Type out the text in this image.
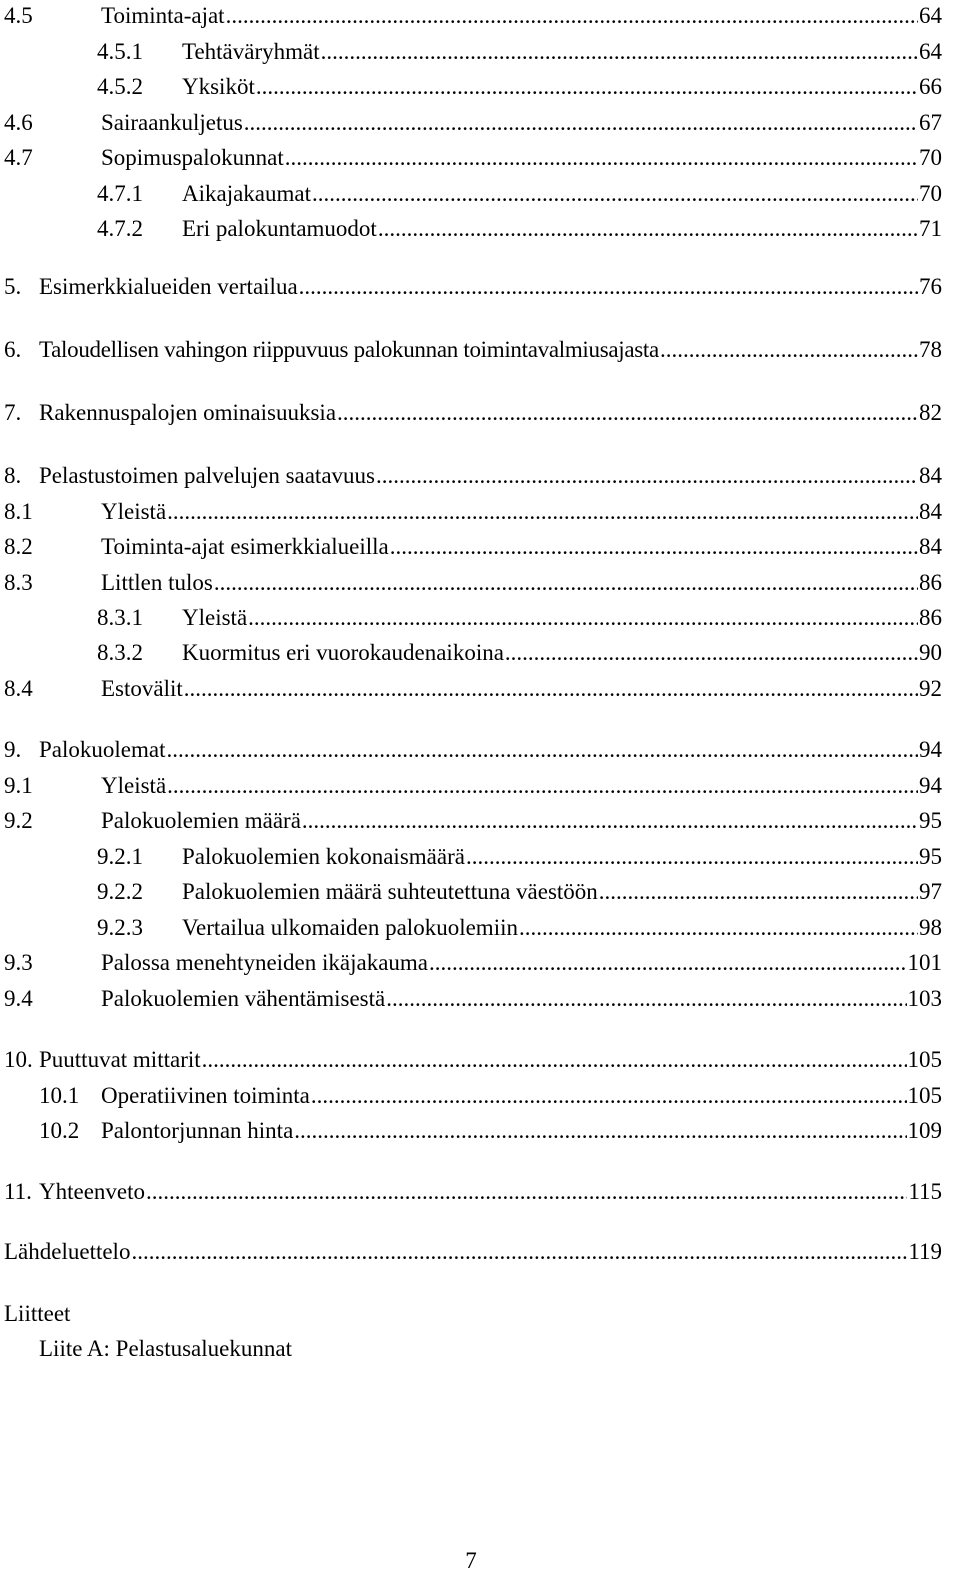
4.5	Toiminta-ajat .....	64
4.5.1	Tehtäväryhmät .....	64
4.5.2	Yksiköt .....	66
4.6	Sairaankuljetus .....	67
4.7	Sopimuspalokunnat .....	70
4.7.1	Aikajakaumat .....	70
4.7.2	Eri palokuntamuodot .....	71
5. Esimerkkialueiden vertailua .....	76
6. Taloudellisen vahingon riippuvuus palokunnan toimintavalmiusajasta .....	78
7. Rakennuspalojen ominaisuuksia .....	82
8. Pelastustoimen palvelujen saatavuus .....	84
8.1	Yleistä .....	84
8.2	Toiminta-ajat esimerkkialueilla .....	84
8.3	Littlen tulos .....	86
8.3.1	Yleistä .....	86
8.3.2	Kuormitus eri vuorokaudenaikoina .....	90
8.4	Estovälit .....	92
9. Palokuolemat .....	94
9.1	Yleistä .....	94
9.2	Palokuolemien määrä .....	95
9.2.1	Palokuolemien kokonaismäärä .....	95
9.2.2	Palokuolemien määrä suhteutettuna väestöön .....	97
9.2.3	Vertailua ulkomaiden palokuolemiin .....	98
9.3	Palossa menehtyneiden ikäjakauma .....	101
9.4	Palokuolemien vähentämisestä .....	103
10. Puuttuvat mittarit .....	105
10.1 Operatiivinen toiminta .....	105
10.2 Palontorjunnan hinta .....	109
11. Yhteenveto .....	115
Lähdeluettelo .....	119
Liitteet
Liite A: Pelastusaluekunnat
7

•••••

Goal
Do not include images; quote all of the entries above exactly.

Full response
Type out the text in this image.
4.5	Toiminta-ajat .....	64
4.5.1	Tehtäväryhmät .....	64
4.5.2	Yksiköt .....	66
4.6	Sairaankuljetus .....	67
4.7	Sopimuspalokunnat .....	70
4.7.1	Aikajakaumat .....	70
4.7.2	Eri palokuntamuodot .....	71
5. Esimerkkialueiden vertailua .....	76
6. Taloudellisen vahingon riippuvuus palokunnan toimintavalmiusajasta .....	78
7. Rakennuspalojen ominaisuuksia .....	82
8. Pelastustoimen palvelujen saatavuus .....	84
8.1	Yleistä .....	84
8.2	Toiminta-ajat esimerkkialueilla .....	84
8.3	Littlen tulos .....	86
8.3.1	Yleistä .....	86
8.3.2	Kuormitus eri vuorokaudenaikoina .....	90
8.4	Estovälit .....	92
9. Palokuolemat .....	94
9.1	Yleistä .....	94
9.2	Palokuolemien määrä .....	95
9.2.1	Palokuolemien kokonaismäärä .....	95
9.2.2	Palokuolemien määrä suhteutettuna väestöön .....	97
9.2.3	Vertailua ulkomaiden palokuolemiin .....	98
9.3	Palossa menehtyneiden ikäjakauma .....	101
9.4	Palokuolemien vähentämisestä .....	103
10. Puuttuvat mittarit .....	105
10.1 Operatiivinen toiminta .....	105
10.2 Palontorjunnan hinta .....	109
11. Yhteenveto .....	115
Lähdeluettelo .....	119
Liitteet
Liite A: Pelastusaluekunnat
7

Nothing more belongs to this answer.